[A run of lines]
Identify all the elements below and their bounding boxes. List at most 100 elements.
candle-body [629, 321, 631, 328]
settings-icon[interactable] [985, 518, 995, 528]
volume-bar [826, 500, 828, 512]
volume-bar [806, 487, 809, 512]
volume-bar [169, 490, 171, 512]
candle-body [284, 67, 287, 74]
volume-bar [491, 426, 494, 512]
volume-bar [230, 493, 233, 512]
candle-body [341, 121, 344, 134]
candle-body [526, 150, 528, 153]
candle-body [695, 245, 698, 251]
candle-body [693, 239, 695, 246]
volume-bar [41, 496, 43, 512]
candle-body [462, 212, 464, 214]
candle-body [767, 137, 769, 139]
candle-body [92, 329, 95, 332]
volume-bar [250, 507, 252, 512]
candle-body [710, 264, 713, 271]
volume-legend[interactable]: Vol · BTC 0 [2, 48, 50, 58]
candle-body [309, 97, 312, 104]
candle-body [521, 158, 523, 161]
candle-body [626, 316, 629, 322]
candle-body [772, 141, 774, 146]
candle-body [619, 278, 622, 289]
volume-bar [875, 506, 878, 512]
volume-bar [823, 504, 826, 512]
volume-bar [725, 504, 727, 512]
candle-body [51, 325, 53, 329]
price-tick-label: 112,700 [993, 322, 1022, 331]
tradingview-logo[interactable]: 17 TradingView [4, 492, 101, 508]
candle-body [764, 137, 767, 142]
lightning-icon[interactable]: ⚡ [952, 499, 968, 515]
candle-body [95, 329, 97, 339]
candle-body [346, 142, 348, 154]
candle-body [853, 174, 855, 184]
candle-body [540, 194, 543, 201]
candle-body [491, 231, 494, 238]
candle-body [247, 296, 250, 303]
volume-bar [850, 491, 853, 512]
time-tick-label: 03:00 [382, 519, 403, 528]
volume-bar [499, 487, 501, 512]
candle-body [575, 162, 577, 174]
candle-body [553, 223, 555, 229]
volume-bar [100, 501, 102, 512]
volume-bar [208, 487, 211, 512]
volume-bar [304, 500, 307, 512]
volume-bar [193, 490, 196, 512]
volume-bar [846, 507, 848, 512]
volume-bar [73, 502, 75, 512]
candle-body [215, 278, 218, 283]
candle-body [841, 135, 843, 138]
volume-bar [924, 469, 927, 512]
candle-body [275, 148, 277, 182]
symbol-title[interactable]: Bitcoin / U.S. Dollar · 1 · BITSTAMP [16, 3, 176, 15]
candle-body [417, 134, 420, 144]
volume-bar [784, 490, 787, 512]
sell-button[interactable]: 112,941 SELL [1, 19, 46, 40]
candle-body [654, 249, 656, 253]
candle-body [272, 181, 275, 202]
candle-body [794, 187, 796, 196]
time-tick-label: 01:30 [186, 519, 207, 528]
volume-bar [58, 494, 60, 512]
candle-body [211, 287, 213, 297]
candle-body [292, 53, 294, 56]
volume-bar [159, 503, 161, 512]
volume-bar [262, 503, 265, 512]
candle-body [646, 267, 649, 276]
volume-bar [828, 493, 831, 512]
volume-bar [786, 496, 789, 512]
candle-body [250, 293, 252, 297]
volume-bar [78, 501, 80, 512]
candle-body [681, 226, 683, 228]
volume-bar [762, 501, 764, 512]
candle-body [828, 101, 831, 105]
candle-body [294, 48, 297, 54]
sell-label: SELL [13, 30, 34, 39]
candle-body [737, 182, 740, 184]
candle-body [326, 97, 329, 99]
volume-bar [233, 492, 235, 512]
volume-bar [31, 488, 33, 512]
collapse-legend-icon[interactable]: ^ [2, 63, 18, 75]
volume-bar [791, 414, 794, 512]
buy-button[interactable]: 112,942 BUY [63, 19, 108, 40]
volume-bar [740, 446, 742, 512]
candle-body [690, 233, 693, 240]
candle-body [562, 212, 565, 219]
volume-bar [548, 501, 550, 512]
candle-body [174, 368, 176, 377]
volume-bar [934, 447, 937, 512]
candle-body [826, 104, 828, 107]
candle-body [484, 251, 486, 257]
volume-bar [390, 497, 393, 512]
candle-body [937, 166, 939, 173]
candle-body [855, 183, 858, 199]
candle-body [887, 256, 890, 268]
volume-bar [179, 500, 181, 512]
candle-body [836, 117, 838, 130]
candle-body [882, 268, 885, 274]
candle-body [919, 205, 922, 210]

_WRITTEN TASK_
Extract every line above and reproduce each one exactly.

_REPLY_
Identify all the elements below and their bounding boxes. List at most 100 elements.
candle-body [629, 321, 631, 328]
settings-icon[interactable] [985, 518, 995, 528]
volume-bar [826, 500, 828, 512]
volume-bar [806, 487, 809, 512]
volume-bar [169, 490, 171, 512]
candle-body [284, 67, 287, 74]
volume-bar [491, 426, 494, 512]
volume-bar [230, 493, 233, 512]
candle-body [341, 121, 344, 134]
candle-body [526, 150, 528, 153]
candle-body [695, 245, 698, 251]
candle-body [693, 239, 695, 246]
volume-bar [41, 496, 43, 512]
candle-body [462, 212, 464, 214]
candle-body [767, 137, 769, 139]
candle-body [92, 329, 95, 332]
volume-bar [250, 507, 252, 512]
candle-body [710, 264, 713, 271]
volume-legend[interactable]: Vol · BTC 0 [2, 48, 50, 58]
candle-body [309, 97, 312, 104]
candle-body [521, 158, 523, 161]
candle-body [626, 316, 629, 322]
candle-body [772, 141, 774, 146]
candle-body [619, 278, 622, 289]
volume-bar [875, 506, 878, 512]
volume-bar [823, 504, 826, 512]
volume-bar [725, 504, 727, 512]
candle-body [51, 325, 53, 329]
price-tick-label: 112,700 [993, 322, 1022, 331]
tradingview-logo[interactable]: 17 TradingView [4, 492, 101, 508]
candle-body [764, 137, 767, 142]
lightning-icon[interactable]: ⚡ [952, 499, 968, 515]
candle-body [95, 329, 97, 339]
candle-body [346, 142, 348, 154]
candle-body [853, 174, 855, 184]
candle-body [540, 194, 543, 201]
candle-body [491, 231, 494, 238]
candle-body [247, 296, 250, 303]
volume-bar [850, 491, 853, 512]
time-tick-label: 03:00 [382, 519, 403, 528]
volume-bar [499, 487, 501, 512]
candle-body [575, 162, 577, 174]
candle-body [553, 223, 555, 229]
volume-bar [100, 501, 102, 512]
volume-bar [208, 487, 211, 512]
volume-bar [304, 500, 307, 512]
volume-bar [193, 490, 196, 512]
volume-bar [846, 507, 848, 512]
volume-bar [73, 502, 75, 512]
candle-body [215, 278, 218, 283]
candle-body [841, 135, 843, 138]
volume-bar [924, 469, 927, 512]
candle-body [275, 148, 277, 182]
symbol-title[interactable]: Bitcoin / U.S. Dollar · 1 · BITSTAMP [16, 3, 176, 15]
candle-body [417, 134, 420, 144]
volume-bar [784, 490, 787, 512]
sell-button[interactable]: 112,941 SELL [1, 19, 46, 40]
candle-body [654, 249, 656, 253]
candle-body [272, 181, 275, 202]
candle-body [794, 187, 796, 196]
time-tick-label: 01:30 [186, 519, 207, 528]
volume-bar [58, 494, 60, 512]
candle-body [211, 287, 213, 297]
candle-body [292, 53, 294, 56]
volume-bar [159, 503, 161, 512]
volume-bar [262, 503, 265, 512]
candle-body [646, 267, 649, 276]
volume-bar [828, 493, 831, 512]
volume-bar [786, 496, 789, 512]
candle-body [250, 293, 252, 297]
volume-bar [78, 501, 80, 512]
candle-body [681, 226, 683, 228]
volume-bar [762, 501, 764, 512]
candle-body [828, 101, 831, 105]
candle-body [294, 48, 297, 54]
sell-label: SELL [13, 30, 34, 39]
candle-body [737, 182, 740, 184]
candle-body [326, 97, 329, 99]
volume-bar [233, 492, 235, 512]
volume-bar [31, 488, 33, 512]
collapse-legend-icon[interactable]: ^ [2, 63, 18, 75]
volume-bar [791, 414, 794, 512]
buy-button[interactable]: 112,942 BUY [63, 19, 108, 40]
volume-bar [740, 446, 742, 512]
candle-body [690, 233, 693, 240]
candle-body [562, 212, 565, 219]
volume-bar [548, 501, 550, 512]
candle-body [174, 368, 176, 377]
volume-bar [934, 447, 937, 512]
candle-body [826, 104, 828, 107]
candle-body [484, 251, 486, 257]
volume-bar [390, 497, 393, 512]
candle-body [937, 166, 939, 173]
candle-body [855, 183, 858, 199]
candle-body [887, 256, 890, 268]
volume-bar [179, 500, 181, 512]
candle-body [836, 117, 838, 130]
candle-body [882, 268, 885, 274]
candle-body [919, 205, 922, 210]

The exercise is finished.